_Task description_
Copy out part of the material below word for word: start at the line containing "colorbar-swatch bbox=[977, 466, 995, 505]" and end after the line containing "chart-title: 2026030312 NAM3KM", both included.

——————————

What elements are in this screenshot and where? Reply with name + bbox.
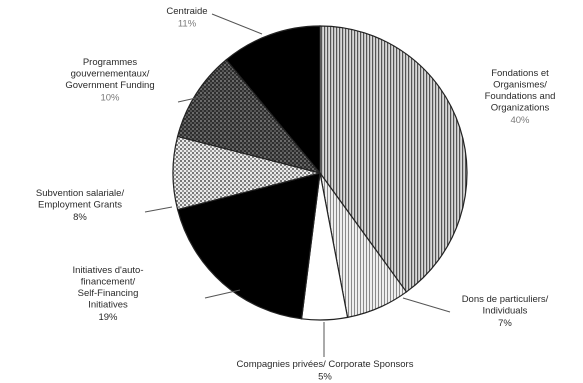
slice-label-1: Fondations et Organismes/Foundations and O… — [485, 68, 556, 126]
pie-slice-1 — [319, 25, 468, 293]
slice-pct-1: 40% — [510, 115, 530, 126]
slice-pct-5: 8% — [73, 212, 87, 223]
slice-label-6: Programmes gouvernementaux/Government Fun… — [65, 57, 154, 104]
pie-slice-6 — [176, 58, 322, 175]
slice-pct-6: 10% — [100, 93, 120, 104]
slice-label-4: Initiatives d'auto-financement/Self-Fina… — [73, 265, 144, 323]
slice-label-3: Compagnies privées/ Corporate Sponsors 5% — [237, 359, 414, 383]
leader-line-2 — [402, 297, 451, 313]
leader-line-7 — [211, 13, 263, 35]
pie-slice-4 — [176, 172, 321, 320]
leader-line-4 — [204, 289, 241, 299]
slice-pct-7: 11% — [178, 19, 197, 30]
pie-slice-7 — [225, 25, 321, 175]
leader-line-5 — [144, 206, 173, 213]
slice-pct-4: 19% — [98, 312, 118, 323]
slice-label-7: Centraide 11% — [166, 6, 207, 30]
leader-line-6 — [177, 95, 206, 103]
slice-pct-3: 5% — [318, 372, 332, 383]
slice-label-2: Dons de particuliers/Individuals 7% — [462, 294, 549, 329]
slice-label-5: Subvention salariale/Employment Grants 8% — [36, 188, 125, 223]
slice-pct-2: 7% — [498, 318, 512, 329]
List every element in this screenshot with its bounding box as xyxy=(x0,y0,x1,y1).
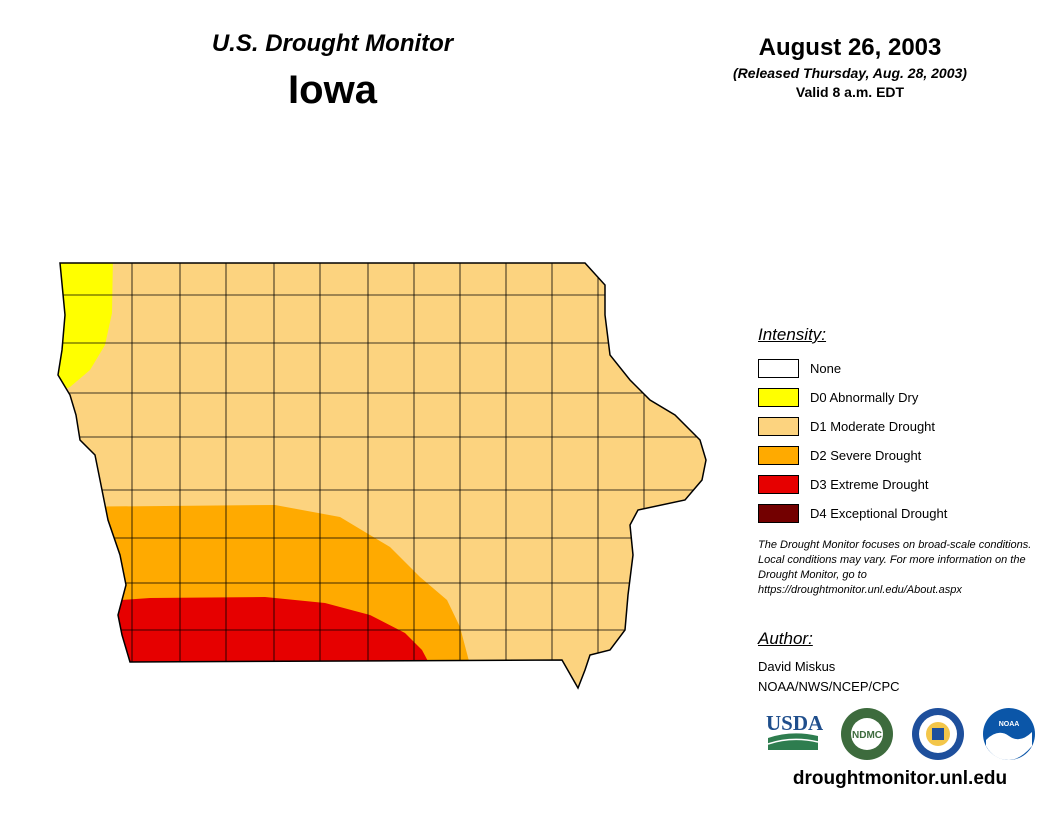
commerce-seal-logo xyxy=(912,708,964,760)
author-org: NOAA/NWS/NCEP/CPC xyxy=(758,679,900,694)
legend-swatch xyxy=(758,417,799,436)
legend-item-d2: D2 Severe Drought xyxy=(758,441,947,470)
legend-item-d3: D3 Extreme Drought xyxy=(758,470,947,499)
legend-label: None xyxy=(810,361,842,376)
legend-label: D4 Exceptional Drought xyxy=(810,506,948,521)
legend-swatch xyxy=(758,475,799,494)
author-block: David Miskus NOAA/NWS/NCEP/CPC xyxy=(758,657,900,697)
legend: None D0 Abnormally Dry D1 Moderate Droug… xyxy=(758,354,947,528)
usda-logo: USDA xyxy=(766,711,824,750)
legend-swatch xyxy=(758,359,799,378)
d3-extreme-drought-area xyxy=(58,597,430,665)
author-title: Author: xyxy=(758,629,813,648)
legend-swatch xyxy=(758,446,799,465)
map-title: U.S. Drought Monitor xyxy=(211,30,454,57)
state-name: Iowa xyxy=(288,68,377,112)
legend-label: D0 Abnormally Dry xyxy=(810,390,919,405)
legend-item-d0: D0 Abnormally Dry xyxy=(758,383,947,412)
site-url[interactable]: droughtmonitor.unl.edu xyxy=(792,768,1008,789)
date-block: August 26, 2003 (Released Thursday, Aug.… xyxy=(700,34,1000,100)
iowa-drought-map xyxy=(57,262,707,690)
noaa-logo: NOAA xyxy=(983,708,1035,760)
legend-label: D1 Moderate Drought xyxy=(810,419,936,434)
legend-title: Intensity: xyxy=(758,325,827,344)
partner-logos: USDA NDMC NOAA xyxy=(766,708,1035,760)
legend-swatch xyxy=(758,388,799,407)
ndmc-logo: NDMC xyxy=(841,708,893,760)
legend-swatch xyxy=(758,504,799,523)
legend-item-none: None xyxy=(758,354,947,383)
svg-text:NDMC: NDMC xyxy=(852,730,882,741)
info-note: The Drought Monitor focuses on broad-sca… xyxy=(758,539,1032,596)
legend-label: D2 Severe Drought xyxy=(810,448,922,463)
svg-text:USDA: USDA xyxy=(766,711,824,735)
legend-item-d4: D4 Exceptional Drought xyxy=(758,499,947,528)
state-border xyxy=(57,262,707,690)
author-name: David Miskus xyxy=(758,659,836,674)
svg-text:NOAA: NOAA xyxy=(999,721,1020,728)
county-lines xyxy=(58,263,706,675)
legend-label: D3 Extreme Drought xyxy=(810,477,929,492)
d0-abnormally-dry-area xyxy=(58,263,113,395)
legend-item-d1: D1 Moderate Drought xyxy=(758,412,947,441)
valid-time: Valid 8 a.m. EDT xyxy=(795,84,905,100)
release-date: (Released Thursday, Aug. 28, 2003) xyxy=(733,65,967,81)
map-date: August 26, 2003 xyxy=(758,34,942,61)
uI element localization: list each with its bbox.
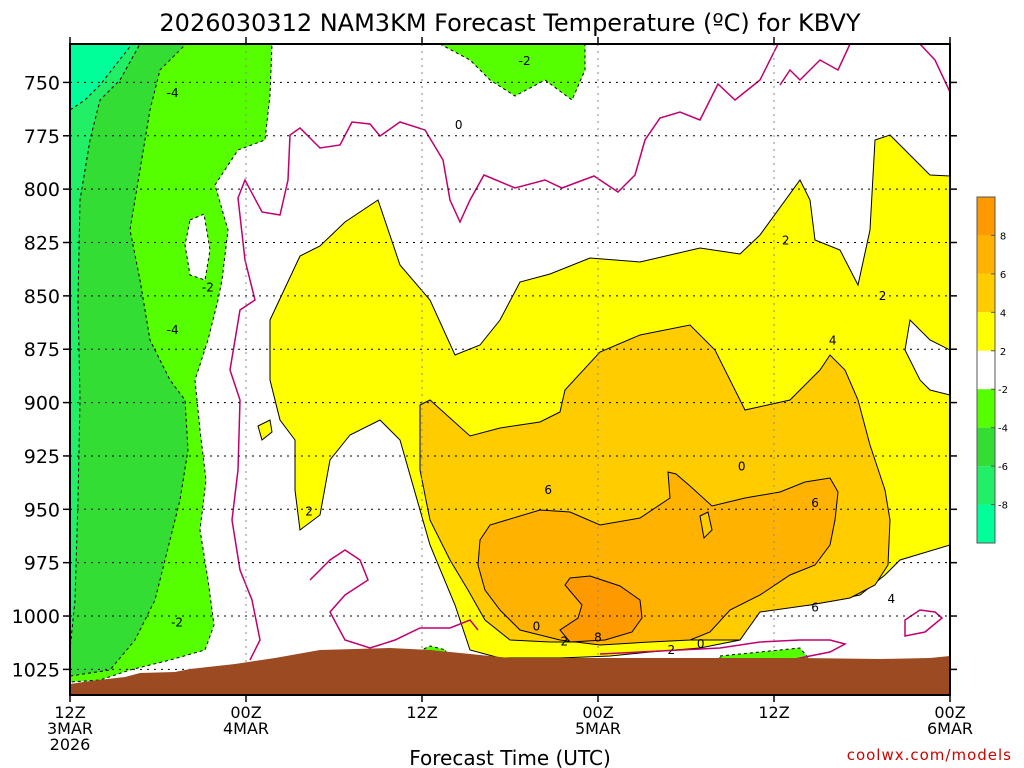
colorbar-swatch bbox=[977, 466, 995, 505]
contour-label: 2 bbox=[305, 504, 313, 518]
cold-pocket-minus2 bbox=[184, 213, 211, 281]
contour-label: 0 bbox=[455, 118, 463, 132]
warm-pocket-2 bbox=[257, 419, 273, 441]
contour-label: 6 bbox=[544, 483, 552, 497]
x-tick-label: 00Z bbox=[934, 703, 965, 722]
x-tick-label: 12Z bbox=[406, 703, 437, 722]
y-tick-label: 825 bbox=[24, 233, 60, 255]
y-tick-label: 875 bbox=[24, 339, 60, 361]
warm-region-6 bbox=[477, 471, 839, 646]
x-tick-label: 12Z bbox=[54, 703, 85, 722]
colorbar-swatch bbox=[977, 389, 995, 428]
colorbar-label: 8 bbox=[1000, 231, 1006, 242]
x-tick-label: 4MAR bbox=[223, 719, 269, 738]
colorbar-label: -2 bbox=[998, 385, 1008, 396]
y-tick-label: 975 bbox=[24, 553, 60, 575]
y-tick-label: 950 bbox=[24, 499, 60, 521]
colorbar-swatch bbox=[977, 504, 995, 543]
contour-label: 2 bbox=[668, 643, 676, 657]
chart-title: 2026030312 NAM3KM Forecast Temperature (… bbox=[159, 9, 861, 37]
cold-region-minus8 bbox=[70, 44, 133, 111]
contour-label: -2 bbox=[519, 54, 531, 68]
x-tick-label: 5MAR bbox=[575, 719, 621, 738]
x-axis-label: Forecast Time (UTC) bbox=[409, 746, 611, 768]
zero-isotherm-lines bbox=[229, 44, 950, 661]
cold-pocket-top bbox=[439, 44, 586, 101]
colorbar-frame bbox=[976, 196, 996, 544]
contour-label: 6 bbox=[811, 600, 819, 614]
y-tick-label: 775 bbox=[24, 126, 60, 148]
y-tick-label: 925 bbox=[24, 446, 60, 468]
warm-pocket-6 bbox=[699, 511, 713, 540]
colorbar-swatch bbox=[977, 197, 995, 236]
contour-label: -2 bbox=[171, 615, 183, 629]
y-tick-label: 900 bbox=[24, 393, 60, 415]
colorbar-swatch bbox=[977, 350, 995, 390]
x-tick-label: 12Z bbox=[758, 703, 789, 722]
contour-label: 0 bbox=[697, 637, 705, 651]
colorbar-swatch bbox=[977, 235, 995, 274]
contour-label: 4 bbox=[888, 592, 896, 606]
colorbar-label: 2 bbox=[1000, 347, 1006, 358]
colorbar-label: -4 bbox=[998, 424, 1008, 435]
x-tick-label: 6MAR bbox=[927, 719, 973, 738]
y-tick-label: 1025 bbox=[12, 659, 60, 681]
contour-label: 4 bbox=[829, 334, 837, 348]
contour-label: 0 bbox=[533, 620, 541, 634]
x-tick-label: 00Z bbox=[582, 703, 613, 722]
warm-region-8 bbox=[559, 575, 643, 643]
y-tick-label: 750 bbox=[24, 72, 60, 94]
colorbar-label: 4 bbox=[1000, 308, 1006, 319]
x-tick-label: 00Z bbox=[230, 703, 261, 722]
terrain-ground bbox=[70, 648, 950, 695]
contour-label: -4 bbox=[167, 86, 179, 100]
plot-frame bbox=[69, 43, 951, 696]
colorbar-swatch bbox=[977, 273, 995, 313]
y-tick-label: 850 bbox=[24, 286, 60, 308]
contour-label: -4 bbox=[167, 323, 179, 337]
contour-label: 0 bbox=[738, 460, 746, 474]
colorbar-swatch bbox=[977, 427, 995, 467]
contour-label: 2 bbox=[879, 289, 887, 303]
contour-label: 8 bbox=[594, 630, 602, 644]
colorbar-label: -6 bbox=[998, 462, 1008, 473]
y-tick-label: 1000 bbox=[12, 606, 60, 628]
contour-label: 6 bbox=[811, 496, 819, 510]
contour-label: 2 bbox=[782, 233, 790, 247]
colorbar-label: 6 bbox=[1000, 270, 1006, 281]
cold-region-minus4 bbox=[70, 44, 189, 677]
colorbar-swatch bbox=[977, 312, 995, 351]
credit-link[interactable]: coolwx.com/models bbox=[847, 746, 1012, 764]
contour-label-group: -2 -4 0 -2 -4 -2 2 2 4 2 6 6 6 4 0 2 8 2 0 0 bbox=[167, 54, 895, 657]
x-tick-label: 3MAR bbox=[47, 719, 93, 738]
contour-label: 2 bbox=[560, 635, 568, 649]
y-tick-label: 800 bbox=[24, 179, 60, 201]
contour-field bbox=[70, 44, 950, 695]
x-tick-label: 2026 bbox=[50, 735, 91, 754]
colorbar-label: -8 bbox=[998, 501, 1008, 512]
contour-label: -2 bbox=[202, 280, 214, 294]
colorbar: 8 6 4 2 -2 -4 -6 -8 bbox=[976, 196, 1008, 544]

——————————

_Answer below_
colorbar-swatch bbox=[977, 466, 995, 505]
contour-label: 2 bbox=[305, 504, 313, 518]
cold-pocket-minus2 bbox=[184, 213, 211, 281]
contour-label: 0 bbox=[455, 118, 463, 132]
warm-pocket-2 bbox=[257, 419, 273, 441]
contour-label: 6 bbox=[544, 483, 552, 497]
x-tick-label: 00Z bbox=[934, 703, 965, 722]
x-tick-label: 12Z bbox=[406, 703, 437, 722]
y-tick-label: 825 bbox=[24, 233, 60, 255]
y-tick-label: 875 bbox=[24, 339, 60, 361]
warm-region-6 bbox=[477, 471, 839, 646]
x-tick-label: 12Z bbox=[54, 703, 85, 722]
colorbar-swatch bbox=[977, 389, 995, 428]
colorbar-label: 8 bbox=[1000, 231, 1006, 242]
x-tick-label: 4MAR bbox=[223, 719, 269, 738]
colorbar-label: -2 bbox=[998, 385, 1008, 396]
y-tick-label: 975 bbox=[24, 553, 60, 575]
y-tick-label: 950 bbox=[24, 499, 60, 521]
colorbar-swatch bbox=[977, 504, 995, 543]
contour-label: 2 bbox=[668, 643, 676, 657]
chart-title: 2026030312 NAM3KM Forecast Temperature (… bbox=[159, 9, 861, 37]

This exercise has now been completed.